__Work order 1__. In the passage on how toothed whales produce echolocation clicks, how does air movement in the nasal complex create the echolocation pulses? Answer in one to three sentences.
__Work order 2__. Extend the passage on how toothed whales produce echolocation clicks, picking up after its final sentence.

Reading passage section start

To generate echolocation clicks, odontocetes produce short, ultrasonic signals with pneumatically driven pulses generated in the nasal complex and subsequently focused into a directional signal (Ridgway et al., 1980; Mackay and Liaw, 1981; Cranford, 1992; Aroyan et al., 2000; Au et al., 2006). The nasal structures directly responsible for pulse generation are two structures called the monkey lips dorsal bursae (MLDB) complex (Cranford et al., 1996). Each MLDB complex consists of a valve containing dense connective tissue (the phonic lips) that contains a pair of fat bodies (the dorsal bursae) surrounded by a thin pouch of connective tissue (Cranford et al., 1996). Prior to pulse emission, air is sent from the lungs to the bony nasal passage, with a corresponding increase in air pressure within this cavity (Dormer, 1974; Ridgway et al., 1980; Cranford et al., 2011). During an echolocation event, air is forced upward and past the MLDB complex (Dormer, 1974; Ridgway et al., 1980). The air travels between the phonic lips and causes them to slap together, creating the echolocation pulses (Cranford et al., 1996; Cranford et al., 2011). Odontocetes possess two sets of MLDB complexes and may use one or both to produce echolocation pulses (Lammers and Castellote, 2009; Madsen et al., 2010; Cranford et al., 2011).

Structures within the forehead of odontocetes help direct the sound towards the anterior portion of the forehead and may focus the echolocation beam (Evans et al., 1964). The portion of the skull lying directly posterior to the MLDB complex is concave in most odontocetes and is composed of highly dense bone (Mead, 1975). Air spaces cover this portion of the skull and act as acoustic reflectors for the pulses generated by the MLDB (Aroyan et al., 1992; Au et al., 2010; Cranford et al., 2011). The pressure and size of these air sacs change over the course of an echolocation event, which may result in differential reflection of the echolocation pulses (Dormer, 1974; Ridgway et al., 1980). The melon, a structure filled with acoustic fats and located anterior of the air sacs, may further focus the emitted pulses. Although the size, shape and lipid composition of the melon differs across genera (Litchfield et al., 1973; Cranford et al., 1996), the presence of acoustic fats in the forehead is common to all odontocetes. The distribution and layering of fats inside the melon act to focus the sound towards the anterior portion of the melon and act as an impedance-matching device for sounds traveling into the surrounding seawater (Litchfield et al., 1973; Norris and Harvey, 1974; Malins and Varanasi, 1975). Additionally, the melon is surrounded and traversed by a complex array of muscles and tendons that may act to change the shape of the melon during echolocation (Harper et al., 2008). It is hypothesized that the animal may control the size and shape of the air sacs and melon to differentially focus the echolocation beam, although such active focusing has yet to be demonstrated empirically.

Reading passage section end
Supplied data section start

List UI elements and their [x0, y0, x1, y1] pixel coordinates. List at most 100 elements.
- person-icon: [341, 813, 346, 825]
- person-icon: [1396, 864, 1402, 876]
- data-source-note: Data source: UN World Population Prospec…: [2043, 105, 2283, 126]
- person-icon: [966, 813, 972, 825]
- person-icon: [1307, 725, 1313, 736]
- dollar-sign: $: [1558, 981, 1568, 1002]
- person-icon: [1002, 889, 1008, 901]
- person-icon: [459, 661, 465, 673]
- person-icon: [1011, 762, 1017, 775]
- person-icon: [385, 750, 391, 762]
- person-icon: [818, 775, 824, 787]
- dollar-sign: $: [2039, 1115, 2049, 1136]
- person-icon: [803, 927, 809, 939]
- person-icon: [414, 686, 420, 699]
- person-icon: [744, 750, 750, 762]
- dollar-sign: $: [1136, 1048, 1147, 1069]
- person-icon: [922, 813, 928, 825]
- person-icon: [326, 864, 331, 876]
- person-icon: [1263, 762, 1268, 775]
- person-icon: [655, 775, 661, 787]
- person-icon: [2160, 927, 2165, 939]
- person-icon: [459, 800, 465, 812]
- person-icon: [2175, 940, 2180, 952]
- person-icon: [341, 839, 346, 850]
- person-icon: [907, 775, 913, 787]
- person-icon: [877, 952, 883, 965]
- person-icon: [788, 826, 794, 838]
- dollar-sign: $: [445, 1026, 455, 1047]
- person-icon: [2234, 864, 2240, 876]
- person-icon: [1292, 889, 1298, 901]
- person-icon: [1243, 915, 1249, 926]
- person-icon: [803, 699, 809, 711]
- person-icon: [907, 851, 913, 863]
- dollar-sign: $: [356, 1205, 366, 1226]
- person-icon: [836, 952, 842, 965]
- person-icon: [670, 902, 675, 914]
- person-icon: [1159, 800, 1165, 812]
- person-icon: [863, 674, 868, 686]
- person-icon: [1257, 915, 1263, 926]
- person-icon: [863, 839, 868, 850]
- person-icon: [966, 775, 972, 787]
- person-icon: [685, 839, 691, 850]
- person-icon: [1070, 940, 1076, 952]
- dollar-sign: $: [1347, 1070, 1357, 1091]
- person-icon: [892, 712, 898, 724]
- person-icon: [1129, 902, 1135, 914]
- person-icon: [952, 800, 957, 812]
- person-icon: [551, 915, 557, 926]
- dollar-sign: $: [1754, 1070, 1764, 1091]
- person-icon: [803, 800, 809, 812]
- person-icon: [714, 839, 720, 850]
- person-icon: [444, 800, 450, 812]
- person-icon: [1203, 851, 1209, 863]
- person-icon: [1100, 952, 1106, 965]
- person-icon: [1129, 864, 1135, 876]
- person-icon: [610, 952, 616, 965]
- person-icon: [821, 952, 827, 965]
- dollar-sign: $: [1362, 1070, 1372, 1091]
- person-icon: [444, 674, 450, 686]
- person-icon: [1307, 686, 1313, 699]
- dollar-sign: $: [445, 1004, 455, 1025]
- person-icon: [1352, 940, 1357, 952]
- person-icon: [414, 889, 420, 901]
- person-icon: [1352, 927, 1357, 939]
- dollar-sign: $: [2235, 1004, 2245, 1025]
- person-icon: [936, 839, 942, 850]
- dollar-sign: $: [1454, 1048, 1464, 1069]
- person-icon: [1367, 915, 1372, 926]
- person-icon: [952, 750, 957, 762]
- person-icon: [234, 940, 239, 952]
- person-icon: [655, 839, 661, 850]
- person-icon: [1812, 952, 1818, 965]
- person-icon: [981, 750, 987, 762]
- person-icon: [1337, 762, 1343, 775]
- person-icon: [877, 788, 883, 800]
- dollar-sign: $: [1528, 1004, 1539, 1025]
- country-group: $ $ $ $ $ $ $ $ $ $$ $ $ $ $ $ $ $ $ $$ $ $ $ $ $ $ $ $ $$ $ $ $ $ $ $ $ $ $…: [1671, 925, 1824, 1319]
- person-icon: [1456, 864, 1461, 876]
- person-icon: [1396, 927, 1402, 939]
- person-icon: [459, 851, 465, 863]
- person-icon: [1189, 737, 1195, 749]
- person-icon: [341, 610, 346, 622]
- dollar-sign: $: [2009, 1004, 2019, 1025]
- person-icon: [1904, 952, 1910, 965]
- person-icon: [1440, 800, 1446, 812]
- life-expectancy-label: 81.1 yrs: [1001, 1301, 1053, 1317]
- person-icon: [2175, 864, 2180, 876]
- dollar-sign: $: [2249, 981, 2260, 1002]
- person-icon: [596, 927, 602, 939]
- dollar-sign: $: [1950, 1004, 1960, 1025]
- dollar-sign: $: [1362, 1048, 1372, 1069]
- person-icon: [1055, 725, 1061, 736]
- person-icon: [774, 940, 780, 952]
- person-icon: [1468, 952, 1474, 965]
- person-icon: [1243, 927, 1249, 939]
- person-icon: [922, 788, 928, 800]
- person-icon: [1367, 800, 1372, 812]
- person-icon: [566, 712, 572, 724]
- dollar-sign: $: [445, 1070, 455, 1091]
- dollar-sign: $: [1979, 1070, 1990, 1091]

Supplied data section end

__Exercise answer 1__. Air from the lungs raises the pressure in the bony nasal passage and is then forced upward past the monkey lips dorsal bursae complex. As it travels between the phonic lips, it makes them slap together, and this creates the echolocation pulses.

__Exercise answer 2__.
Early investigations with odontocetes hinted at the directionality of their echolocation signals (Norris et al., 1961; Evans et al., 1964; Norris and Evans, 1966), which prompted measurement of the transmission beam patterns (Evans, 1973). Beam patterns have been directly measured under laboratory conditions for Tursiops truncatus (Au et al., 1978; Au et al., 1980; Au et al., 1986), Delphinapteus leucas (Au et al., 1987), Pseudorca crassidens (Au et al., 1995) and Phocoena phocoena (Au et al., 1999), and have been estimated from field recordings of Lagenorhynchus albirostris (Rasmussen at al., 2004), Platanista gangetica (Bahl et al., 2007), Physeter macrocephalus (Mohl et al., 2003) and Ziphius cavirostris (Zimmer et al., 2005a). Most odontocete signals measured thus far have 3 dB beamwidths (the angle at which the beam’s power is half the maximum power of the signal) between 8 and 15 deg, with interspecific and intraspecific variation (Au, 1993).

Odontocetes demonstrate flexibility and adaptability with their echolocation. They change the frequency and intensity of their signals as a result of environmental or hearing changes (Au et al., 1985; Ibsen et al., 2007; Kloepper et al., 2010a), and can change the shape or direction of their echolocation beam (Au et al., 1987; Moore et al., 2008). Changes in beam width have previously been thought to be frequency driven; that is, beam size is determined primarily by the laws of linear acoustics in which, for a directional source, higher frequencies create narrower beam patterns (Au et al., 1995). If odontocete beam patterns change solely according to the frequency of the emitted signal, then, for a given frequency, the beam area should be the same regardless of target condition. If, however, after controlling for this frequency effect on beam area, the beam size changes depending on target condition, then the animal may be actively focusing the emitted beam.

In this study, we investigated the adaptability of odontocete echolocation by testing whether the echolocation beam area of a false killer whale changed depending on target difficulty and distance. Accounting for expected differences in beam area with frequency, the false killer whale changed the shape of its echolocation beam, which suggests active focusing of the emitted beam. Based on these data, we propose that the animal changes the size of its beam for difficult echolocation tasks and adjusts the focal region of the beam according to target distance to maximize the amount of energy reflected from the target.

The experiment was conducted at the floating pen complex of the Marine Mammal Research Program of the Hawaii Institute of Marine Biology off Coconut Island, Kaneohe Bay, Oahu, Hawaii, with a female false killer whale [Pseudorca crassidens (Owen 1846)] named Kina. The exact age of the whale is unknown; she was brought to Hawaii as an adult in 1987. In 2010, the subject measured 3.96 m and weighed 540 kg. The setup for the experiment is shown in Fig. 1. During the experiment, the subject stationed in a hoop located 1 m below the surface of the water. An underwater camera (SCS Enterprises, Montebello, NY, USA) was used to monitor her hoop behavior. An acoustically opaque metal screen was located in front of the animal to prevent her from echolocating prematurely on the targets. An acoustically transparent, yet visually opaque polyethylene screen was placed in front of the acoustically opaque screen to ensure that the subject was not utilizing visual cues.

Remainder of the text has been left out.